Figure contents as structured data
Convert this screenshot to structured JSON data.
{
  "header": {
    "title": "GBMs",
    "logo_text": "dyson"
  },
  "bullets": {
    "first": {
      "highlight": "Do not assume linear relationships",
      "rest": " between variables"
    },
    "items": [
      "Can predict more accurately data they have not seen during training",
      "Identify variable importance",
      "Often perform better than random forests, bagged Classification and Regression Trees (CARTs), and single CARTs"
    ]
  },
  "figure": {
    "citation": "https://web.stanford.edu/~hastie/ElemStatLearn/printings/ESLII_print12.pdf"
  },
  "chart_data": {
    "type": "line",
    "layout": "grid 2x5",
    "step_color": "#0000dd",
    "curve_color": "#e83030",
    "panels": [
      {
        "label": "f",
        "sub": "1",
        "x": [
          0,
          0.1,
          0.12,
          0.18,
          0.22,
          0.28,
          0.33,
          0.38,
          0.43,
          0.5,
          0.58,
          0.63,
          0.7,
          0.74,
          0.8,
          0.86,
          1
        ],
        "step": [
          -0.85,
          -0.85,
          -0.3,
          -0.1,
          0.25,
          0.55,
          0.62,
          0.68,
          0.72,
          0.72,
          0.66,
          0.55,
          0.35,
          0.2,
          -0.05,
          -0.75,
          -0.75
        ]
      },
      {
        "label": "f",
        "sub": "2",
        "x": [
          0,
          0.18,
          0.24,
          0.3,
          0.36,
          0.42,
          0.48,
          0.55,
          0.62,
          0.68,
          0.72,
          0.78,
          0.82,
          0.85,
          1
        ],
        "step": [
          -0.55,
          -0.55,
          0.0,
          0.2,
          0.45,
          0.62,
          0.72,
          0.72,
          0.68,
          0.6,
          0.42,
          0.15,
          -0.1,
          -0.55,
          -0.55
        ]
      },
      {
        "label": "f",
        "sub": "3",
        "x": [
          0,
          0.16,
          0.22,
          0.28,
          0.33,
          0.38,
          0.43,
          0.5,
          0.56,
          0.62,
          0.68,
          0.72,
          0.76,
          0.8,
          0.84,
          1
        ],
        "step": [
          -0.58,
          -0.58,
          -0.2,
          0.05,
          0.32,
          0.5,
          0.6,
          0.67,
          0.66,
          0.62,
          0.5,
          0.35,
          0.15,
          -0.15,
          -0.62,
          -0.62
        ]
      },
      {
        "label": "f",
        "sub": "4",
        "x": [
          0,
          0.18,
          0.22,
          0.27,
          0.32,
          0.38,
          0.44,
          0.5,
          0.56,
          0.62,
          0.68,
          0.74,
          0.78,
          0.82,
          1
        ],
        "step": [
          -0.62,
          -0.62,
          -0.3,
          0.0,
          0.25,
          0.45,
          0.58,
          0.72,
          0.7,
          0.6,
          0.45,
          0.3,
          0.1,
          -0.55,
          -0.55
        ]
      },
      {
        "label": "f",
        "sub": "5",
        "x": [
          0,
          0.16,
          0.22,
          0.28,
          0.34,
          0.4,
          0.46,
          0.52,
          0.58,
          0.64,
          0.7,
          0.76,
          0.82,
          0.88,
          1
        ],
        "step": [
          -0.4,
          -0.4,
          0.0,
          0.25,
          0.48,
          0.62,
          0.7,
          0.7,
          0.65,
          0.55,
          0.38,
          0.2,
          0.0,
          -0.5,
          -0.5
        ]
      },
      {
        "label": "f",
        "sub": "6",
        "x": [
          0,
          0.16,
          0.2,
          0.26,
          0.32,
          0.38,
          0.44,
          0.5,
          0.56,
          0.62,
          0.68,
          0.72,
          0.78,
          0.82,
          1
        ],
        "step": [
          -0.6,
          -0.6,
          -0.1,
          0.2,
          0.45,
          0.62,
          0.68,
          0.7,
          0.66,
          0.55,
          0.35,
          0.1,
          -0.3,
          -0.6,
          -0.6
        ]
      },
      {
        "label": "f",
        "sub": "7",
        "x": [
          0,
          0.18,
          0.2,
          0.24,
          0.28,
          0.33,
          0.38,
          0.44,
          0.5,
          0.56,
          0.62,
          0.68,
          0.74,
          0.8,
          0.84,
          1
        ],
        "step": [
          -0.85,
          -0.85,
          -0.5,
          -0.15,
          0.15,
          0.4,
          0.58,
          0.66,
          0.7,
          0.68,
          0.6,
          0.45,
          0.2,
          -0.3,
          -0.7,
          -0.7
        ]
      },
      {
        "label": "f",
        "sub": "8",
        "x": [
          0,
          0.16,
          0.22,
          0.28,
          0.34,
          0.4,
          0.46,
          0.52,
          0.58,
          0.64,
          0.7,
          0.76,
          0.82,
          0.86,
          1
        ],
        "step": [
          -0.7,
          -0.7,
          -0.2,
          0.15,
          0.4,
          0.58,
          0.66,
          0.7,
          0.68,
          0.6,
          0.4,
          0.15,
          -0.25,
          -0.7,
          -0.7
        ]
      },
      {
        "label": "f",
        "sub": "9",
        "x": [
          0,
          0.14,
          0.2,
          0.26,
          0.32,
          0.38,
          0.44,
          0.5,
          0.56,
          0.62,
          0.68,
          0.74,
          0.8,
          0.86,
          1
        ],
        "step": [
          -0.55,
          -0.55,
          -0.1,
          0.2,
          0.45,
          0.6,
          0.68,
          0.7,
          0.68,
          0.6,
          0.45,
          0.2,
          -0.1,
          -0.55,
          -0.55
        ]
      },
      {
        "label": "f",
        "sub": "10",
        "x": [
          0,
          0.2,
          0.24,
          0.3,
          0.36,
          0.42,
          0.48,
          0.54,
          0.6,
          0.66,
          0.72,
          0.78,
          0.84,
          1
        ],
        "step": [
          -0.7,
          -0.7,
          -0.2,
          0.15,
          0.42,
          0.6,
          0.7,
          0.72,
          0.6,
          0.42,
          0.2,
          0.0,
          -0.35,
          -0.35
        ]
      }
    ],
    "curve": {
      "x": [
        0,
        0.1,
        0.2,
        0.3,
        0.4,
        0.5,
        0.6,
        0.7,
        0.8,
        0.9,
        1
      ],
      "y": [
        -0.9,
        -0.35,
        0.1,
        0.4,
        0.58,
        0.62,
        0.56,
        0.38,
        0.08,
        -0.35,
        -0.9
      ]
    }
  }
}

__Given instruction__:
Copy out the full material exactly as it appears.

__Reply to the exercise__:
Convert this screenshot to structured JSON data.
{
  "header": {
    "title": "GBMs",
    "logo_text": "dyson"
  },
  "bullets": {
    "first": {
      "highlight": "Do not assume linear relationships",
      "rest": " between variables"
    },
    "items": [
      "Can predict more accurately data they have not seen during training",
      "Identify variable importance",
      "Often perform better than random forests, bagged Classification and Regression Trees (CARTs), and single CARTs"
    ]
  },
  "figure": {
    "citation": "https://web.stanford.edu/~hastie/ElemStatLearn/printings/ESLII_print12.pdf"
  },
  "chart_data": {
    "type": "line",
    "layout": "grid 2x5",
    "step_color": "#0000dd",
    "curve_color": "#e83030",
    "panels": [
      {
        "label": "f",
        "sub": "1",
        "x": [
          0,
          0.1,
          0.12,
          0.18,
          0.22,
          0.28,
          0.33,
          0.38,
          0.43,
          0.5,
          0.58,
          0.63,
          0.7,
          0.74,
          0.8,
          0.86,
          1
        ],
        "step": [
          -0.85,
          -0.85,
          -0.3,
          -0.1,
          0.25,
          0.55,
          0.62,
          0.68,
          0.72,
          0.72,
          0.66,
          0.55,
          0.35,
          0.2,
          -0.05,
          -0.75,
          -0.75
        ]
      },
      {
        "label": "f",
        "sub": "2",
        "x": [
          0,
          0.18,
          0.24,
          0.3,
          0.36,
          0.42,
          0.48,
          0.55,
          0.62,
          0.68,
          0.72,
          0.78,
          0.82,
          0.85,
          1
        ],
        "step": [
          -0.55,
          -0.55,
          0.0,
          0.2,
          0.45,
          0.62,
          0.72,
          0.72,
          0.68,
          0.6,
          0.42,
          0.15,
          -0.1,
          -0.55,
          -0.55
        ]
      },
      {
        "label": "f",
        "sub": "3",
        "x": [
          0,
          0.16,
          0.22,
          0.28,
          0.33,
          0.38,
          0.43,
          0.5,
          0.56,
          0.62,
          0.68,
          0.72,
          0.76,
          0.8,
          0.84,
          1
        ],
        "step": [
          -0.58,
          -0.58,
          -0.2,
          0.05,
          0.32,
          0.5,
          0.6,
          0.67,
          0.66,
          0.62,
          0.5,
          0.35,
          0.15,
          -0.15,
          -0.62,
          -0.62
        ]
      },
      {
        "label": "f",
        "sub": "4",
        "x": [
          0,
          0.18,
          0.22,
          0.27,
          0.32,
          0.38,
          0.44,
          0.5,
          0.56,
          0.62,
          0.68,
          0.74,
          0.78,
          0.82,
          1
        ],
        "step": [
          -0.62,
          -0.62,
          -0.3,
          0.0,
          0.25,
          0.45,
          0.58,
          0.72,
          0.7,
          0.6,
          0.45,
          0.3,
          0.1,
          -0.55,
          -0.55
        ]
      },
      {
        "label": "f",
        "sub": "5",
        "x": [
          0,
          0.16,
          0.22,
          0.28,
          0.34,
          0.4,
          0.46,
          0.52,
          0.58,
          0.64,
          0.7,
          0.76,
          0.82,
          0.88,
          1
        ],
        "step": [
          -0.4,
          -0.4,
          0.0,
          0.25,
          0.48,
          0.62,
          0.7,
          0.7,
          0.65,
          0.55,
          0.38,
          0.2,
          0.0,
          -0.5,
          -0.5
        ]
      },
      {
        "label": "f",
        "sub": "6",
        "x": [
          0,
          0.16,
          0.2,
          0.26,
          0.32,
          0.38,
          0.44,
          0.5,
          0.56,
          0.62,
          0.68,
          0.72,
          0.78,
          0.82,
          1
        ],
        "step": [
          -0.6,
          -0.6,
          -0.1,
          0.2,
          0.45,
          0.62,
          0.68,
          0.7,
          0.66,
          0.55,
          0.35,
          0.1,
          -0.3,
          -0.6,
          -0.6
        ]
      },
      {
        "label": "f",
        "sub": "7",
        "x": [
          0,
          0.18,
          0.2,
          0.24,
          0.28,
          0.33,
          0.38,
          0.44,
          0.5,
          0.56,
          0.62,
          0.68,
          0.74,
          0.8,
          0.84,
          1
        ],
        "step": [
          -0.85,
          -0.85,
          -0.5,
          -0.15,
          0.15,
          0.4,
          0.58,
          0.66,
          0.7,
          0.68,
          0.6,
          0.45,
          0.2,
          -0.3,
          -0.7,
          -0.7
        ]
      },
      {
        "label": "f",
        "sub": "8",
        "x": [
          0,
          0.16,
          0.22,
          0.28,
          0.34,
          0.4,
          0.46,
          0.52,
          0.58,
          0.64,
          0.7,
          0.76,
          0.82,
          0.86,
          1
        ],
        "step": [
          -0.7,
          -0.7,
          -0.2,
          0.15,
          0.4,
          0.58,
          0.66,
          0.7,
          0.68,
          0.6,
          0.4,
          0.15,
          -0.25,
          -0.7,
          -0.7
        ]
      },
      {
        "label": "f",
        "sub": "9",
        "x": [
          0,
          0.14,
          0.2,
          0.26,
          0.32,
          0.38,
          0.44,
          0.5,
          0.56,
          0.62,
          0.68,
          0.74,
          0.8,
          0.86,
          1
        ],
        "step": [
          -0.55,
          -0.55,
          -0.1,
          0.2,
          0.45,
          0.6,
          0.68,
          0.7,
          0.68,
          0.6,
          0.45,
          0.2,
          -0.1,
          -0.55,
          -0.55
        ]
      },
      {
        "label": "f",
        "sub": "10",
        "x": [
          0,
          0.2,
          0.24,
          0.3,
          0.36,
          0.42,
          0.48,
          0.54,
          0.6,
          0.66,
          0.72,
          0.78,
          0.84,
          1
        ],
        "step": [
          -0.7,
          -0.7,
          -0.2,
          0.15,
          0.42,
          0.6,
          0.7,
          0.72,
          0.6,
          0.42,
          0.2,
          0.0,
          -0.35,
          -0.35
        ]
      }
    ],
    "curve": {
      "x": [
        0,
        0.1,
        0.2,
        0.3,
        0.4,
        0.5,
        0.6,
        0.7,
        0.8,
        0.9,
        1
      ],
      "y": [
        -0.9,
        -0.35,
        0.1,
        0.4,
        0.58,
        0.62,
        0.56,
        0.38,
        0.08,
        -0.35,
        -0.9
      ]
    }
  }
}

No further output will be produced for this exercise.